» **Exercise requirements**:
Quote the entries word for word. Omit the pictures.

» **Records to process**:

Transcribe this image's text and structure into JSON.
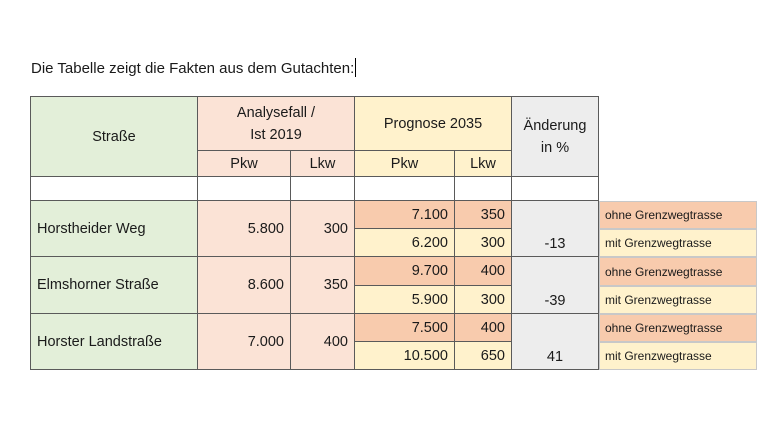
{
  "intro_text": "Die Tabelle zeigt die Fakten aus dem Gutachten:",
  "table": {
    "header": {
      "street": "Straße",
      "analysis_line1": "Analysefall /",
      "analysis_line2": "Ist 2019",
      "forecast": "Prognose 2035",
      "change_line1": "Änderung",
      "change_line2": "in %",
      "pkw": "Pkw",
      "lkw": "Lkw"
    },
    "rows": [
      {
        "street": "Horstheider Weg",
        "ist_pkw": "5.800",
        "ist_lkw": "300",
        "ohne_pkw": "7.100",
        "ohne_lkw": "350",
        "mit_pkw": "6.200",
        "mit_lkw": "300",
        "change": "-13",
        "note_ohne": "ohne Grenzwegtrasse",
        "note_mit": "mit Grenzwegtrasse"
      },
      {
        "street": "Elmshorner Straße",
        "ist_pkw": "8.600",
        "ist_lkw": "350",
        "ohne_pkw": "9.700",
        "ohne_lkw": "400",
        "mit_pkw": "5.900",
        "mit_lkw": "300",
        "change": "-39",
        "note_ohne": "ohne Grenzwegtrasse",
        "note_mit": "mit Grenzwegtrasse"
      },
      {
        "street": "Horster Landstraße",
        "ist_pkw": "7.000",
        "ist_lkw": "400",
        "ohne_pkw": "7.500",
        "ohne_lkw": "400",
        "mit_pkw": "10.500",
        "mit_lkw": "650",
        "change": "41",
        "note_ohne": "ohne Grenzwegtrasse",
        "note_mit": "mit Grenzwegtrasse"
      }
    ]
  },
  "colors": {
    "green": "#e3efd9",
    "pink": "#fbe3d6",
    "yellow": "#fff2cc",
    "orange": "#f8cbad",
    "gray": "#ededed"
  }
}
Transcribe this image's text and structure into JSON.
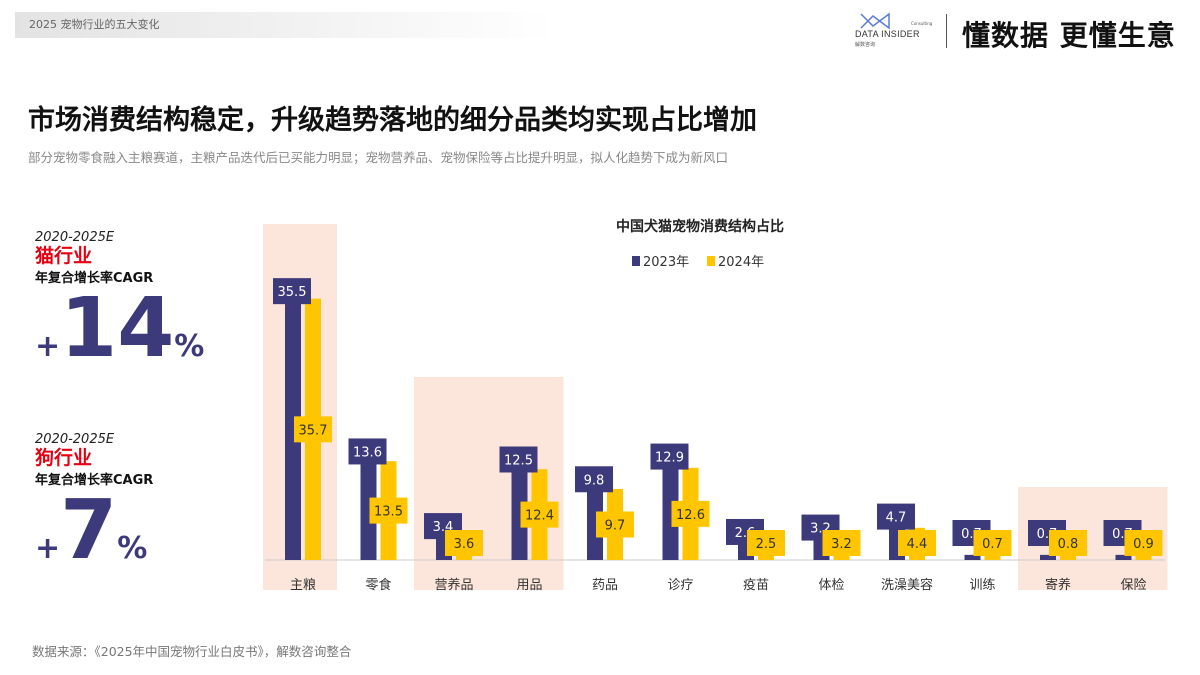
{
  "header": {
    "breadcrumb": "2025  宠物行业的五大变化",
    "logo_text": "DATA INSIDER",
    "logo_sub": "解数咨询",
    "logo_small": "Consulting",
    "slogan": "懂数据 更懂生意"
  },
  "title": "市场消费结构稳定，升级趋势落地的细分品类均实现占比增加",
  "subtitle": "部分宠物零食融入主粮赛道，主粮产品迭代后已买能力明显；宠物营养品、宠物保险等占比提升明显，拟人化趋势下成为新风口",
  "kpis": [
    {
      "period": "2020-2025E",
      "industry": "猫行业",
      "label": "年复合增长率CAGR",
      "sign": "+",
      "value": "14",
      "unit": "%"
    },
    {
      "period": "2020-2025E",
      "industry": "狗行业",
      "label": "年复合增长率CAGR",
      "sign": "+",
      "value": "7",
      "unit": "%"
    }
  ],
  "source": "数据来源：《2025年中国宠物行业白皮书》，解数咨询整合",
  "chart_data": {
    "type": "bar",
    "title": "中国犬猫宠物消费结构占比",
    "categories": [
      "主粮",
      "零食",
      "营养品",
      "用品",
      "药品",
      "诊疗",
      "疫苗",
      "体检",
      "洗澡美容",
      "训练",
      "寄养",
      "保险"
    ],
    "series": [
      {
        "name": "2023年",
        "color": "#3d3a7c",
        "values": [
          35.5,
          13.6,
          3.4,
          12.5,
          9.8,
          12.9,
          2.6,
          3.2,
          4.7,
          0.7,
          0.7,
          0.7
        ]
      },
      {
        "name": "2024年",
        "color": "#ffc600",
        "values": [
          35.7,
          13.5,
          3.6,
          12.4,
          9.7,
          12.6,
          2.5,
          3.2,
          4.4,
          0.7,
          0.8,
          0.9
        ]
      }
    ],
    "highlighted_categories": [
      "主粮",
      "营养品",
      "用品",
      "寄养",
      "保险"
    ],
    "legend": "top-center",
    "ylim": [
      0,
      36
    ]
  }
}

» **The result**:
Transcribe this image's text and structure into JSON.
{
  "intro_text": "Die Tabelle zeigt die Fakten aus dem Gutachten:",
  "table": {
    "header": {
      "street": "Straße",
      "analysis_line1": "Analysefall /",
      "analysis_line2": "Ist 2019",
      "forecast": "Prognose 2035",
      "change_line1": "Änderung",
      "change_line2": "in %",
      "pkw": "Pkw",
      "lkw": "Lkw"
    },
    "rows": [
      {
        "street": "Horstheider Weg",
        "ist_pkw": "5.800",
        "ist_lkw": "300",
        "ohne_pkw": "7.100",
        "ohne_lkw": "350",
        "mit_pkw": "6.200",
        "mit_lkw": "300",
        "change": "-13",
        "note_ohne": "ohne Grenzwegtrasse",
        "note_mit": "mit Grenzwegtrasse"
      },
      {
        "street": "Elmshorner Straße",
        "ist_pkw": "8.600",
        "ist_lkw": "350",
        "ohne_pkw": "9.700",
        "ohne_lkw": "400",
        "mit_pkw": "5.900",
        "mit_lkw": "300",
        "change": "-39",
        "note_ohne": "ohne Grenzwegtrasse",
        "note_mit": "mit Grenzwegtrasse"
      },
      {
        "street": "Horster Landstraße",
        "ist_pkw": "7.000",
        "ist_lkw": "400",
        "ohne_pkw": "7.500",
        "ohne_lkw": "400",
        "mit_pkw": "10.500",
        "mit_lkw": "650",
        "change": "41",
        "note_ohne": "ohne Grenzwegtrasse",
        "note_mit": "mit Grenzwegtrasse"
      }
    ]
  },
  "colors": {
    "green": "#e3efd9",
    "pink": "#fbe3d6",
    "yellow": "#fff2cc",
    "orange": "#f8cbad",
    "gray": "#ededed"
  }
}
Transcribe this image's text and structure into JSON.
{
  "header": {
    "breadcrumb": "2025  宠物行业的五大变化",
    "logo_text": "DATA INSIDER",
    "logo_sub": "解数咨询",
    "logo_small": "Consulting",
    "slogan": "懂数据 更懂生意"
  },
  "title": "市场消费结构稳定，升级趋势落地的细分品类均实现占比增加",
  "subtitle": "部分宠物零食融入主粮赛道，主粮产品迭代后已买能力明显；宠物营养品、宠物保险等占比提升明显，拟人化趋势下成为新风口",
  "kpis": [
    {
      "period": "2020-2025E",
      "industry": "猫行业",
      "label": "年复合增长率CAGR",
      "sign": "+",
      "value": "14",
      "unit": "%"
    },
    {
      "period": "2020-2025E",
      "industry": "狗行业",
      "label": "年复合增长率CAGR",
      "sign": "+",
      "value": "7",
      "unit": "%"
    }
  ],
  "source": "数据来源：《2025年中国宠物行业白皮书》，解数咨询整合",
  "chart_data": {
    "type": "bar",
    "title": "中国犬猫宠物消费结构占比",
    "categories": [
      "主粮",
      "零食",
      "营养品",
      "用品",
      "药品",
      "诊疗",
      "疫苗",
      "体检",
      "洗澡美容",
      "训练",
      "寄养",
      "保险"
    ],
    "series": [
      {
        "name": "2023年",
        "color": "#3d3a7c",
        "values": [
          35.5,
          13.6,
          3.4,
          12.5,
          9.8,
          12.9,
          2.6,
          3.2,
          4.7,
          0.7,
          0.7,
          0.7
        ]
      },
      {
        "name": "2024年",
        "color": "#ffc600",
        "values": [
          35.7,
          13.5,
          3.6,
          12.4,
          9.7,
          12.6,
          2.5,
          3.2,
          4.4,
          0.7,
          0.8,
          0.9
        ]
      }
    ],
    "highlighted_categories": [
      "主粮",
      "营养品",
      "用品",
      "寄养",
      "保险"
    ],
    "legend": "top-center",
    "ylim": [
      0,
      36
    ]
  }
}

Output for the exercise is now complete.